● **WORK TO COMPLETE**: Whenever a line contains the string "cars", copy it out of the entries.

● **DATA SHOWN**:
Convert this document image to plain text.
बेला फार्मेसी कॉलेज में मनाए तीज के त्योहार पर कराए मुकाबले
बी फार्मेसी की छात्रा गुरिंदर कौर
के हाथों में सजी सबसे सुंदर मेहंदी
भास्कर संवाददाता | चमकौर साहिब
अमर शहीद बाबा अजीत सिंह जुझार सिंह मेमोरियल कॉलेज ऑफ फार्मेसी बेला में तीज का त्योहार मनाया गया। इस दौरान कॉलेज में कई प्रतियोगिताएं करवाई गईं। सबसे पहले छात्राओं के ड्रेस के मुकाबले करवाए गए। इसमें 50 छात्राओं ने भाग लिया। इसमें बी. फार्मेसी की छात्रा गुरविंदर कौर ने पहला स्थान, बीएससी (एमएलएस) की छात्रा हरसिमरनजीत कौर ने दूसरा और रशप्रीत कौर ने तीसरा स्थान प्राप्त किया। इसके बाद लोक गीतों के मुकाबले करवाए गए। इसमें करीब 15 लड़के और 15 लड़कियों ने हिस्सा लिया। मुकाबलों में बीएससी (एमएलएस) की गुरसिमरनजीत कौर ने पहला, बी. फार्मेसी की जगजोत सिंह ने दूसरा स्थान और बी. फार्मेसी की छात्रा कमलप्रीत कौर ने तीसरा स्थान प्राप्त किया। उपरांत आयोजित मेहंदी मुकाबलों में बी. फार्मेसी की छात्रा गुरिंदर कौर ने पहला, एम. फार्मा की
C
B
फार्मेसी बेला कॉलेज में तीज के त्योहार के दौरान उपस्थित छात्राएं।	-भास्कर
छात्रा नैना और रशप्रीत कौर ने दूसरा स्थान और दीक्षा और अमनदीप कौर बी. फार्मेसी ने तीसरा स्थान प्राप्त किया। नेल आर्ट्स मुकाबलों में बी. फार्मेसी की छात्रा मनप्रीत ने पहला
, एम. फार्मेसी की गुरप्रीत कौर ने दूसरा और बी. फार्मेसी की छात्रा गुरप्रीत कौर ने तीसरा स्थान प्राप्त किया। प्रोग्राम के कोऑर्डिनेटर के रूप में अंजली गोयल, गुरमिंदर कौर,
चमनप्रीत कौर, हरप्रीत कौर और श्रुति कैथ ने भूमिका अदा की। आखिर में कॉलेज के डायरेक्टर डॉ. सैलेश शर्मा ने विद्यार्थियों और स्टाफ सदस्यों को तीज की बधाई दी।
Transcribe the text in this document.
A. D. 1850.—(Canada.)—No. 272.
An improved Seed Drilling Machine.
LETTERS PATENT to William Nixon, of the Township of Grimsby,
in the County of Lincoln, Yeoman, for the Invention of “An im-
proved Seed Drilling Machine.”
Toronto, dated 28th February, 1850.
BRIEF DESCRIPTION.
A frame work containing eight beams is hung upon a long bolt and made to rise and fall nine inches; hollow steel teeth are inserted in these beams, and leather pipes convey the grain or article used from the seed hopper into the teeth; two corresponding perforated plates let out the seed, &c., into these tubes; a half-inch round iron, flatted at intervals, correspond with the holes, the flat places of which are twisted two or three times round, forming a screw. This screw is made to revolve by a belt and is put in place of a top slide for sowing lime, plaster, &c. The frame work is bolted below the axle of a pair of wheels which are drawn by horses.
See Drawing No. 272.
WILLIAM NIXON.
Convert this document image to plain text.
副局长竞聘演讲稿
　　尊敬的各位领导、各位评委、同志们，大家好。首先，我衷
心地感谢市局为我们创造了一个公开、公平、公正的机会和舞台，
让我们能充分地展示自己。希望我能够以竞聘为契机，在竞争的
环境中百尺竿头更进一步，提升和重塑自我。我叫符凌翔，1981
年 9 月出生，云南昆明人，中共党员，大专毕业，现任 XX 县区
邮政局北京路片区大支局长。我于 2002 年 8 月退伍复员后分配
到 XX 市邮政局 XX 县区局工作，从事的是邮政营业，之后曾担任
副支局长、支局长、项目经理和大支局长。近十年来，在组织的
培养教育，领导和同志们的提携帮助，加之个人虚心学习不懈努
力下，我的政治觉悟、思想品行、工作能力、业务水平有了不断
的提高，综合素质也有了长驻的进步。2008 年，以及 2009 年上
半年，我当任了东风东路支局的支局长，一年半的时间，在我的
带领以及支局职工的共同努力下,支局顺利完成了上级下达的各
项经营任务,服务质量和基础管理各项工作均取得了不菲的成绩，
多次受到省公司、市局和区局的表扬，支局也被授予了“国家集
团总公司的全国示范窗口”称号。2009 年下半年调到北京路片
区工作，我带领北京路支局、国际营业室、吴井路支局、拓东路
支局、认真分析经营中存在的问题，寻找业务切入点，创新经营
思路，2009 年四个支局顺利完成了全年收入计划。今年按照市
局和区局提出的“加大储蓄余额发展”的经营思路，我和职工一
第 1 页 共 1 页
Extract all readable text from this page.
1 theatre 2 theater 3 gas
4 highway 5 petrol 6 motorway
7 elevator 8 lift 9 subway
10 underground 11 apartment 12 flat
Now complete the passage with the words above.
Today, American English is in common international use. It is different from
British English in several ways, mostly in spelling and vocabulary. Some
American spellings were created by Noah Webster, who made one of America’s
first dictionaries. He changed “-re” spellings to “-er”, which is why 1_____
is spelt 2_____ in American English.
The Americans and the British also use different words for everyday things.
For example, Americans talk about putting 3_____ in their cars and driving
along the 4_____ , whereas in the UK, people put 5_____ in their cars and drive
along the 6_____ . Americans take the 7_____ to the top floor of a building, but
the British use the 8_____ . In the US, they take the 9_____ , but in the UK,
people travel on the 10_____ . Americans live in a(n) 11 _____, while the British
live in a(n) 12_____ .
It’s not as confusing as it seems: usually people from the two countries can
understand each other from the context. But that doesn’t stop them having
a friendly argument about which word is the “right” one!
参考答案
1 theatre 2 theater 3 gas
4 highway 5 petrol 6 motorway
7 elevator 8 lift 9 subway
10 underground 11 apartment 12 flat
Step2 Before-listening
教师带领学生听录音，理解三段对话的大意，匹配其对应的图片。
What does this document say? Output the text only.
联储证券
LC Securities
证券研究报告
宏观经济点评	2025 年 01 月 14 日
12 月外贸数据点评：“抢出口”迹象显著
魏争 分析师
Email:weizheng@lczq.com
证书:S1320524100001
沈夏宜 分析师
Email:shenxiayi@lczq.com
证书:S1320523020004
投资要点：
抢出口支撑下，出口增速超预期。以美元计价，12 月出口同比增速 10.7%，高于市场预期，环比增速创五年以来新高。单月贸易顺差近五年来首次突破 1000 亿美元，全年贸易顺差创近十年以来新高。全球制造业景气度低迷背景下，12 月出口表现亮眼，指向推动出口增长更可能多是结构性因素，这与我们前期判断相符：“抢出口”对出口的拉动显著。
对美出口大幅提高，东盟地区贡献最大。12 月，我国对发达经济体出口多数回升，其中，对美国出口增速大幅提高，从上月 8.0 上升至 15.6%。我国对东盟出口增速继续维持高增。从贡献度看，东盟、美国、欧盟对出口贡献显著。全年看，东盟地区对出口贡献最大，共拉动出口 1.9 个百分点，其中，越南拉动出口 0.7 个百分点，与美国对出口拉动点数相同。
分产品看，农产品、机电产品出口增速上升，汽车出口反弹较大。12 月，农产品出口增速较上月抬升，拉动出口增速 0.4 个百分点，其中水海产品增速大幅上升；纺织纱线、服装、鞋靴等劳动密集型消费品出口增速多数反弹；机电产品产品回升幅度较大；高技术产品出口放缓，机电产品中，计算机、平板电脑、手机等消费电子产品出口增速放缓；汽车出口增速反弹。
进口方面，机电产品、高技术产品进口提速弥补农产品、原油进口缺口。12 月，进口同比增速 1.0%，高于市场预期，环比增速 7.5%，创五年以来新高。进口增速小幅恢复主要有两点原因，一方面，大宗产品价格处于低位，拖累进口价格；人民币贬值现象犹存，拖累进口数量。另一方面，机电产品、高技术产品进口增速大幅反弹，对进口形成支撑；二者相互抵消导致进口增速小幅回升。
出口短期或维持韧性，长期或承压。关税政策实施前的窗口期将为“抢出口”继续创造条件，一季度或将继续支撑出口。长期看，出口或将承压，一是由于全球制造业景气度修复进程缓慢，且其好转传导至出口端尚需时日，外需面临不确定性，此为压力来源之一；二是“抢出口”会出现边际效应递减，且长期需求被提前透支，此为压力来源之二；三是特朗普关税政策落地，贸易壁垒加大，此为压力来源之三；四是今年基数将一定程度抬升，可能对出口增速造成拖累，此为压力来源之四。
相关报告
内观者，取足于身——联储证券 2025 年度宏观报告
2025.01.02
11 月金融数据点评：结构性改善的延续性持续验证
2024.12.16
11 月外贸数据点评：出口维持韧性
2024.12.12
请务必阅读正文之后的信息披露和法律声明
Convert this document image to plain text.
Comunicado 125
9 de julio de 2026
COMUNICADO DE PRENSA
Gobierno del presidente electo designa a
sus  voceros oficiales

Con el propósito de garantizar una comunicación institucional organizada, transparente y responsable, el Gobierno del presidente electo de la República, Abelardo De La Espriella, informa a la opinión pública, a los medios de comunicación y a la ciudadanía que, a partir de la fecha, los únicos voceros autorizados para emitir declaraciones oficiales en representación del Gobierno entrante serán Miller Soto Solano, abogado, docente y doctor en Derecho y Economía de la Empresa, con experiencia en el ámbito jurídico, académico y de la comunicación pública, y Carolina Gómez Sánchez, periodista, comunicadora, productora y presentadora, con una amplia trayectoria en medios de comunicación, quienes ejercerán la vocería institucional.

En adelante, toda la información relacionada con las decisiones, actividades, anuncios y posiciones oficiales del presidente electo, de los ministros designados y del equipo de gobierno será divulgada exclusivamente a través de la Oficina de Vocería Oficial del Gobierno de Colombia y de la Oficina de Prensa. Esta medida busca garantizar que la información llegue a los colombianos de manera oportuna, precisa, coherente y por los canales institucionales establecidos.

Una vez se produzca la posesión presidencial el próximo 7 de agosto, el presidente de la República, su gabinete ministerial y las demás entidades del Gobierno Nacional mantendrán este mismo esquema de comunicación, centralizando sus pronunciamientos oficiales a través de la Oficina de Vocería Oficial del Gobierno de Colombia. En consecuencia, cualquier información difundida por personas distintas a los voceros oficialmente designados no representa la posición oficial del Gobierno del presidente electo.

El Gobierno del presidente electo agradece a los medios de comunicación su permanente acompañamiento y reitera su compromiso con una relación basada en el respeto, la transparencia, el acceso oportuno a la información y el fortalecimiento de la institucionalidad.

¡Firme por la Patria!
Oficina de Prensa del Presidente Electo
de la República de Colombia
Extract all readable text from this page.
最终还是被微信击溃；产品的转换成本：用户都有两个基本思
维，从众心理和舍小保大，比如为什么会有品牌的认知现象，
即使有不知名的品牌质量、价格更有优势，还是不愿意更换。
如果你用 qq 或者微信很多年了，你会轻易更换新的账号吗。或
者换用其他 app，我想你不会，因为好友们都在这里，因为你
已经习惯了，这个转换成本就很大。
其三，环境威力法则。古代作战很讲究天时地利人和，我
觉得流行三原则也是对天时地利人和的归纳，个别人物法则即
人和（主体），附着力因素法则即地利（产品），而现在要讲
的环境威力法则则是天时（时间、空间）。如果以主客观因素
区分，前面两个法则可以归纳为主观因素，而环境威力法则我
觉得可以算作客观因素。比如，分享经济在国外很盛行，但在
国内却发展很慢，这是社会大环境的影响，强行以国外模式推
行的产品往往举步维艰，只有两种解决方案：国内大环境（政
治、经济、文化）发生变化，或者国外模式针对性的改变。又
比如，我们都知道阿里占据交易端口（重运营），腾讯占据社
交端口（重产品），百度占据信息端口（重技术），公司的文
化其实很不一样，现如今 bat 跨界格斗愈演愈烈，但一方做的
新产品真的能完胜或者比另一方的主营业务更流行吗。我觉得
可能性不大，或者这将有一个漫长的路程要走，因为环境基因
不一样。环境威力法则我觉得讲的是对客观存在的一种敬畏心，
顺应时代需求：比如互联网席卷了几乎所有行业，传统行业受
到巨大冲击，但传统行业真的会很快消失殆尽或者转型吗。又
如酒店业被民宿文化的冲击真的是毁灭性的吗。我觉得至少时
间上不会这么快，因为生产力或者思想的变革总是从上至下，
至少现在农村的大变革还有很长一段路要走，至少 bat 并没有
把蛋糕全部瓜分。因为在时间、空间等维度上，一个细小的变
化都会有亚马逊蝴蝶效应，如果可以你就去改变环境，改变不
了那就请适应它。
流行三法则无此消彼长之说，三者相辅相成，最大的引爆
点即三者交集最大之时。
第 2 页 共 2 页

● **RESPONSE FOR THIS EXERCISE**:
For example, Americans talk about putting 3_____ in their cars and driving
along the 4_____ , whereas in the UK, people put 5_____ in their cars and drive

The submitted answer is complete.